* _AIM OF THE EXERCISE_:
Quote all entries exactly, leaving pictures aside.

* _INPUT FOR THIS TASK_:
— begin —
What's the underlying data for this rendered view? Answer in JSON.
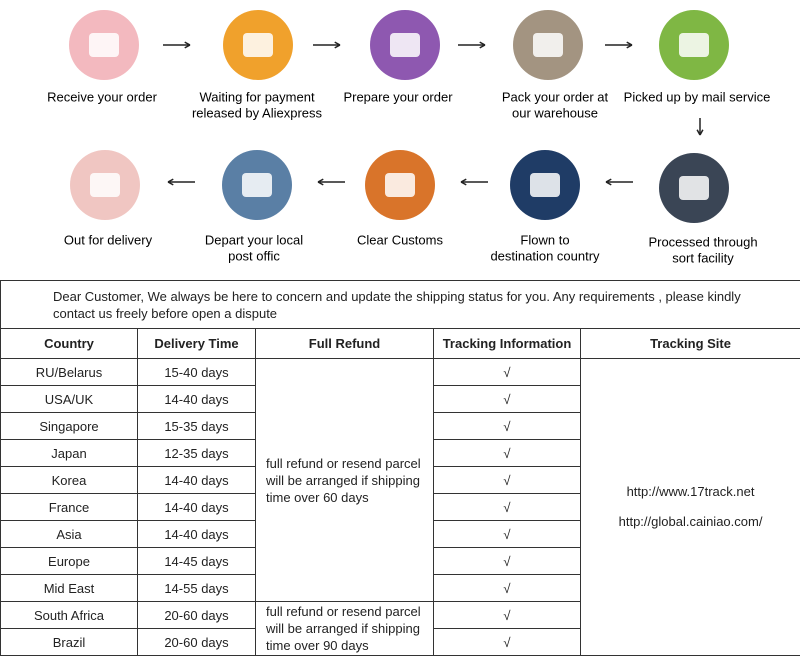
{
  "steps": [
    {
      "lines": [
        "Receive your order"
      ]
    },
    {
      "lines": [
        "Waiting for payment",
        "released by Aliexpress"
      ]
    },
    {
      "lines": [
        "Prepare your order"
      ]
    },
    {
      "lines": [
        "Pack your order at",
        "our warehouse"
      ]
    },
    {
      "lines": [
        "Picked up by mail service"
      ]
    },
    {
      "lines": [
        "Processed through",
        "sort facility"
      ]
    },
    {
      "lines": [
        "Flown to",
        "destination country"
      ]
    },
    {
      "lines": [
        "Clear  Customs"
      ]
    },
    {
      "lines": [
        "Depart your local",
        "post offic"
      ]
    },
    {
      "lines": [
        "Out for delivery"
      ]
    }
  ],
  "notice": [
    "Dear Customer, We always be here to concern and update the shipping status for you.  Any requirements , please kindly",
    "contact us freely before open a dispute"
  ],
  "table": {
    "headers": [
      "Country",
      "Delivery Time",
      "Full Refund",
      "Tracking Information",
      "Tracking Site"
    ],
    "rows": [
      [
        "RU/Belarus",
        "15-40 days",
        "√"
      ],
      [
        "USA/UK",
        "14-40 days",
        "√"
      ],
      [
        "Singapore",
        "15-35 days",
        "√"
      ],
      [
        "Japan",
        "12-35 days",
        "√"
      ],
      [
        "Korea",
        "14-40 days",
        "√"
      ],
      [
        "France",
        "14-40 days",
        "√"
      ],
      [
        "Asia",
        "14-40 days",
        "√"
      ],
      [
        "Europe",
        "14-45 days",
        "√"
      ],
      [
        "Mid East",
        "14-55 days",
        "√"
      ],
      [
        "South Africa",
        "20-60 days",
        "√"
      ],
      [
        "Brazil",
        "20-60 days",
        "√"
      ]
    ],
    "refund": [
      {
        "rows": 9,
        "lines": [
          "full refund or resend parcel",
          "will be arranged if shipping",
          "time over 60 days"
        ]
      },
      {
        "rows": 2,
        "lines": [
          "full refund or resend parcel",
          "will be arranged if shipping",
          "time over 90 days"
        ]
      }
    ],
    "sites": [
      "http://www.17track.net",
      "http://global.cainiao.com/"
    ]
  }
}
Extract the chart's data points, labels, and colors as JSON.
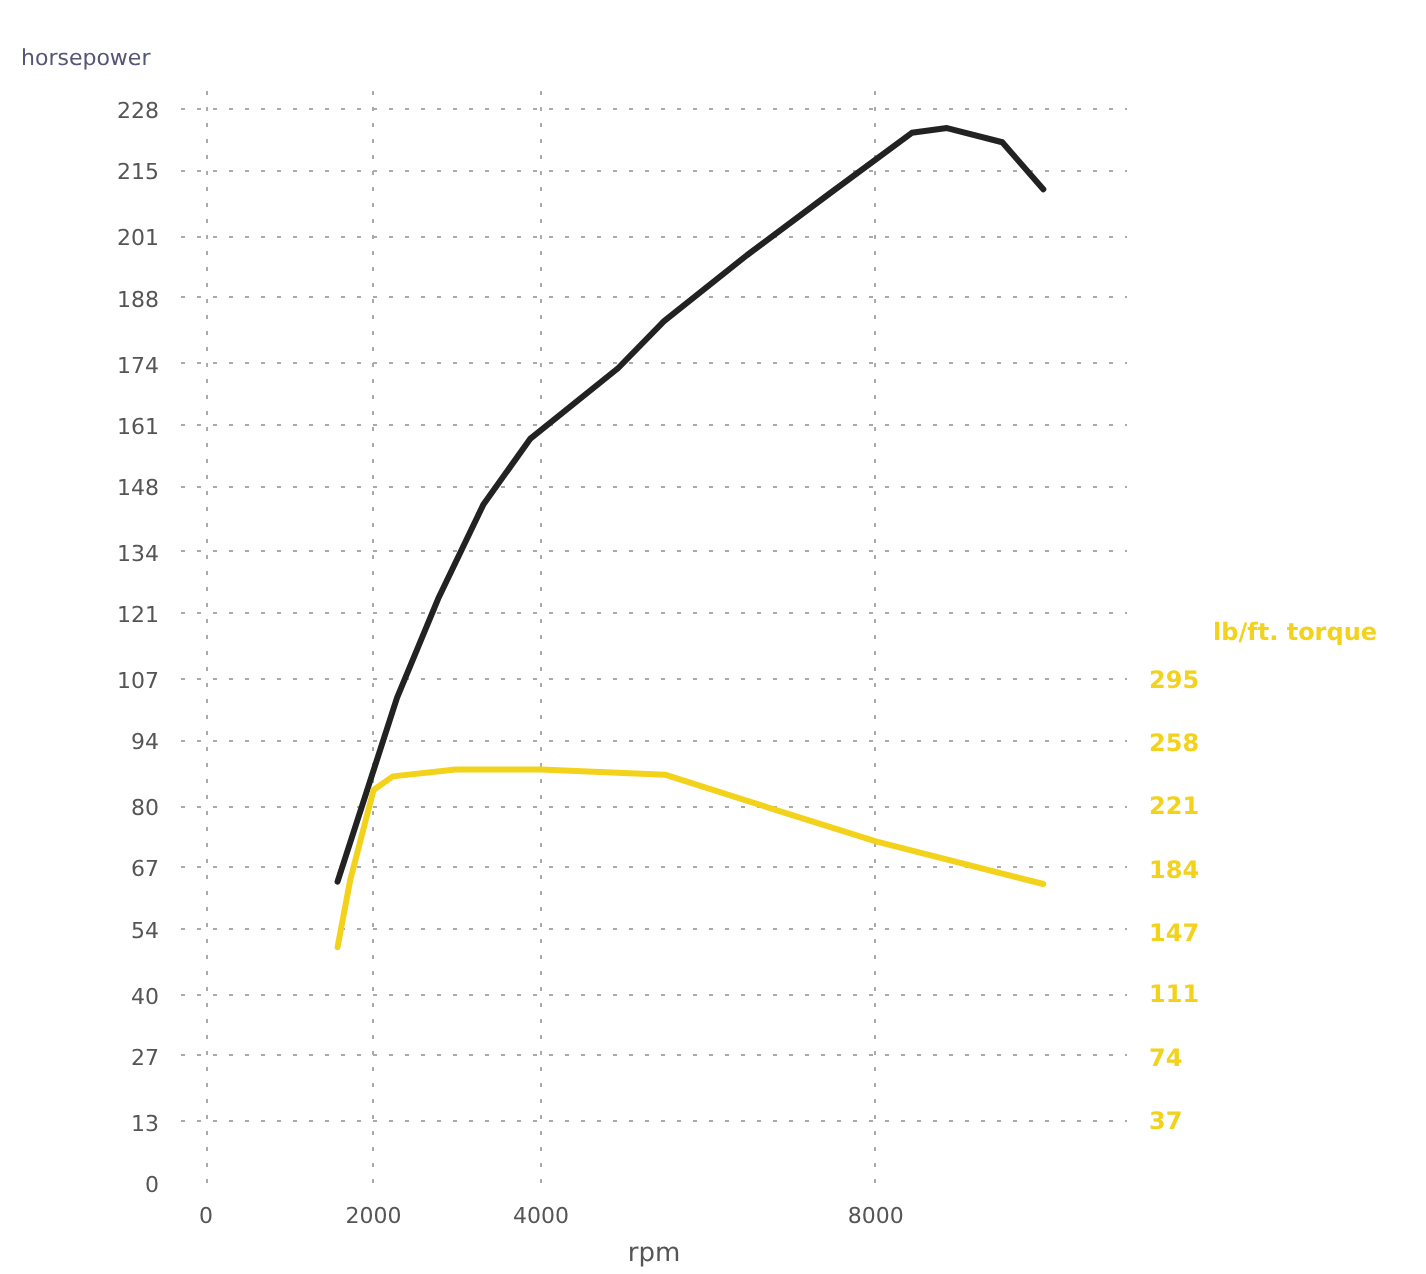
— end —
* _WRITTEN ANSWER_:
What's the underlying data for this rendered view? Answer in JSON.
{
  "steps": [
    {
      "lines": [
        "Receive your order"
      ]
    },
    {
      "lines": [
        "Waiting for payment",
        "released by Aliexpress"
      ]
    },
    {
      "lines": [
        "Prepare your order"
      ]
    },
    {
      "lines": [
        "Pack your order at",
        "our warehouse"
      ]
    },
    {
      "lines": [
        "Picked up by mail service"
      ]
    },
    {
      "lines": [
        "Processed through",
        "sort facility"
      ]
    },
    {
      "lines": [
        "Flown to",
        "destination country"
      ]
    },
    {
      "lines": [
        "Clear  Customs"
      ]
    },
    {
      "lines": [
        "Depart your local",
        "post offic"
      ]
    },
    {
      "lines": [
        "Out for delivery"
      ]
    }
  ],
  "notice": [
    "Dear Customer, We always be here to concern and update the shipping status for you.  Any requirements , please kindly",
    "contact us freely before open a dispute"
  ],
  "table": {
    "headers": [
      "Country",
      "Delivery Time",
      "Full Refund",
      "Tracking Information",
      "Tracking Site"
    ],
    "rows": [
      [
        "RU/Belarus",
        "15-40 days",
        "√"
      ],
      [
        "USA/UK",
        "14-40 days",
        "√"
      ],
      [
        "Singapore",
        "15-35 days",
        "√"
      ],
      [
        "Japan",
        "12-35 days",
        "√"
      ],
      [
        "Korea",
        "14-40 days",
        "√"
      ],
      [
        "France",
        "14-40 days",
        "√"
      ],
      [
        "Asia",
        "14-40 days",
        "√"
      ],
      [
        "Europe",
        "14-45 days",
        "√"
      ],
      [
        "Mid East",
        "14-55 days",
        "√"
      ],
      [
        "South Africa",
        "20-60 days",
        "√"
      ],
      [
        "Brazil",
        "20-60 days",
        "√"
      ]
    ],
    "refund": [
      {
        "rows": 9,
        "lines": [
          "full refund or resend parcel",
          "will be arranged if shipping",
          "time over 60 days"
        ]
      },
      {
        "rows": 2,
        "lines": [
          "full refund or resend parcel",
          "will be arranged if shipping",
          "time over 90 days"
        ]
      }
    ],
    "sites": [
      "http://www.17track.net",
      "http://global.cainiao.com/"
    ]
  }
}
Extract the chart's data points, labels, and colors as JSON.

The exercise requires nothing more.